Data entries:
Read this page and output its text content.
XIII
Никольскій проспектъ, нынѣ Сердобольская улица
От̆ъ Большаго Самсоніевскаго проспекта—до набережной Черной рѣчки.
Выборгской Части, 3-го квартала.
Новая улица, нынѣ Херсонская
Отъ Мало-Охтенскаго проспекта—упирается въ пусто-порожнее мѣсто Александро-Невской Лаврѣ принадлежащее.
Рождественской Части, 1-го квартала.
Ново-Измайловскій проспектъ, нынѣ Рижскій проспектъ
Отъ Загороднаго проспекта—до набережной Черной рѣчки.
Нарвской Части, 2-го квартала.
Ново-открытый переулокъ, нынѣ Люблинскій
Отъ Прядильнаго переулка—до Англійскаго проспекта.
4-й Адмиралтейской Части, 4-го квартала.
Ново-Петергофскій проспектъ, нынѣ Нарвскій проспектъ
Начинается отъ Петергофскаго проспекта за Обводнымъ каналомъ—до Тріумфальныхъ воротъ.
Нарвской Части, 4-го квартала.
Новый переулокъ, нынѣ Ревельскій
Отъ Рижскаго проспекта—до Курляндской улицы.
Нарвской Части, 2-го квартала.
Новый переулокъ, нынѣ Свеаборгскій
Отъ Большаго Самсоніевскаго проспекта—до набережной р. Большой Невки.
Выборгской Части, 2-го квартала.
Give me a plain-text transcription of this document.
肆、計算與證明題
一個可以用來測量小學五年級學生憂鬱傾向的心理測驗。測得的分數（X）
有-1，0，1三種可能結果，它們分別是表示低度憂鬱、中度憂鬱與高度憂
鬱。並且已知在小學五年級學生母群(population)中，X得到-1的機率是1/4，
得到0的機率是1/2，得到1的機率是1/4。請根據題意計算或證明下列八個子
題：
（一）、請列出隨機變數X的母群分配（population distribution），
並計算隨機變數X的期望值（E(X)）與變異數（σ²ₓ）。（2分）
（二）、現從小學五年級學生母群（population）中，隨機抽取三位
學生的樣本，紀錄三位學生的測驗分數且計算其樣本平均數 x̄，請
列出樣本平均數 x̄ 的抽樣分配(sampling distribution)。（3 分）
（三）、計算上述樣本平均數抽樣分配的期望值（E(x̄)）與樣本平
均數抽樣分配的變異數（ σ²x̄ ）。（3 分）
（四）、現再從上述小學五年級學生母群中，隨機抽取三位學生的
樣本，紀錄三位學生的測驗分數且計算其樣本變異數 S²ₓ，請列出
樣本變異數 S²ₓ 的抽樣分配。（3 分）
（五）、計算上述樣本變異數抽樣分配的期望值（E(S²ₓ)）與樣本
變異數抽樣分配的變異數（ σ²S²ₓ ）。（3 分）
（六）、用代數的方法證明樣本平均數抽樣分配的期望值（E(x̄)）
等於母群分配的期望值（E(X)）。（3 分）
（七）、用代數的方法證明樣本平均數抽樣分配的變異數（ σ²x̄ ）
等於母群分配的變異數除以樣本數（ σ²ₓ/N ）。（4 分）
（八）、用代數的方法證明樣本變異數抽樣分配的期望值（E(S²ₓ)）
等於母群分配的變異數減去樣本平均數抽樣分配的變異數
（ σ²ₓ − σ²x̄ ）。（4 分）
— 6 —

**WRITTEN TASK**
Make an exact copy of every line in the data.

**EXERCISE OUTPUT**
Read this page and output its text content.
XIII
Никольскій проспектъ, нынѣ Сердобольская улица
От̆ъ Большаго Самсоніевскаго проспекта—до набережной Черной рѣчки.
Выборгской Части, 3-го квартала.
Новая улица, нынѣ Херсонская
Отъ Мало-Охтенскаго проспекта—упирается въ пусто-порожнее мѣсто Александро-Невской Лаврѣ принадлежащее.
Рождественской Части, 1-го квартала.
Ново-Измайловскій проспектъ, нынѣ Рижскій проспектъ
Отъ Загороднаго проспекта—до набережной Черной рѣчки.
Нарвской Части, 2-го квартала.
Ново-открытый переулокъ, нынѣ Люблинскій
Отъ Прядильнаго переулка—до Англійскаго проспекта.
4-й Адмиралтейской Части, 4-го квартала.
Ново-Петергофскій проспектъ, нынѣ Нарвскій проспектъ
Начинается отъ Петергофскаго проспекта за Обводнымъ каналомъ—до Тріумфальныхъ воротъ.
Нарвской Части, 4-го квартала.
Новый переулокъ, нынѣ Ревельскій
Отъ Рижскаго проспекта—до Курляндской улицы.
Нарвской Части, 2-го квартала.
Новый переулокъ, нынѣ Свеаборгскій
Отъ Большаго Самсоніевскаго проспекта—до набережной р. Большой Невки.
Выборгской Части, 2-го квартала.
Give me a plain-text transcription of this document.
肆、計算與證明題
一個可以用來測量小學五年級學生憂鬱傾向的心理測驗。測得的分數（X）
有-1，0，1三種可能結果，它們分別是表示低度憂鬱、中度憂鬱與高度憂
鬱。並且已知在小學五年級學生母群(population)中，X得到-1的機率是1/4，
得到0的機率是1/2，得到1的機率是1/4。請根據題意計算或證明下列八個子
題：
（一）、請列出隨機變數X的母群分配（population distribution），
並計算隨機變數X的期望值（E(X)）與變異數（σ²ₓ）。（2分）
（二）、現從小學五年級學生母群（population）中，隨機抽取三位
學生的樣本，紀錄三位學生的測驗分數且計算其樣本平均數 x̄，請
列出樣本平均數 x̄ 的抽樣分配(sampling distribution)。（3 分）
（三）、計算上述樣本平均數抽樣分配的期望值（E(x̄)）與樣本平
均數抽樣分配的變異數（ σ²x̄ ）。（3 分）
（四）、現再從上述小學五年級學生母群中，隨機抽取三位學生的
樣本，紀錄三位學生的測驗分數且計算其樣本變異數 S²ₓ，請列出
樣本變異數 S²ₓ 的抽樣分配。（3 分）
（五）、計算上述樣本變異數抽樣分配的期望值（E(S²ₓ)）與樣本
變異數抽樣分配的變異數（ σ²S²ₓ ）。（3 分）
（六）、用代數的方法證明樣本平均數抽樣分配的期望值（E(x̄)）
等於母群分配的期望值（E(X)）。（3 分）
（七）、用代數的方法證明樣本平均數抽樣分配的變異數（ σ²x̄ ）
等於母群分配的變異數除以樣本數（ σ²ₓ/N ）。（4 分）
（八）、用代數的方法證明樣本變異數抽樣分配的期望值（E(S²ₓ)）
等於母群分配的變異數減去樣本平均數抽樣分配的變異數
（ σ²ₓ − σ²x̄ ）。（4 分）
— 6 —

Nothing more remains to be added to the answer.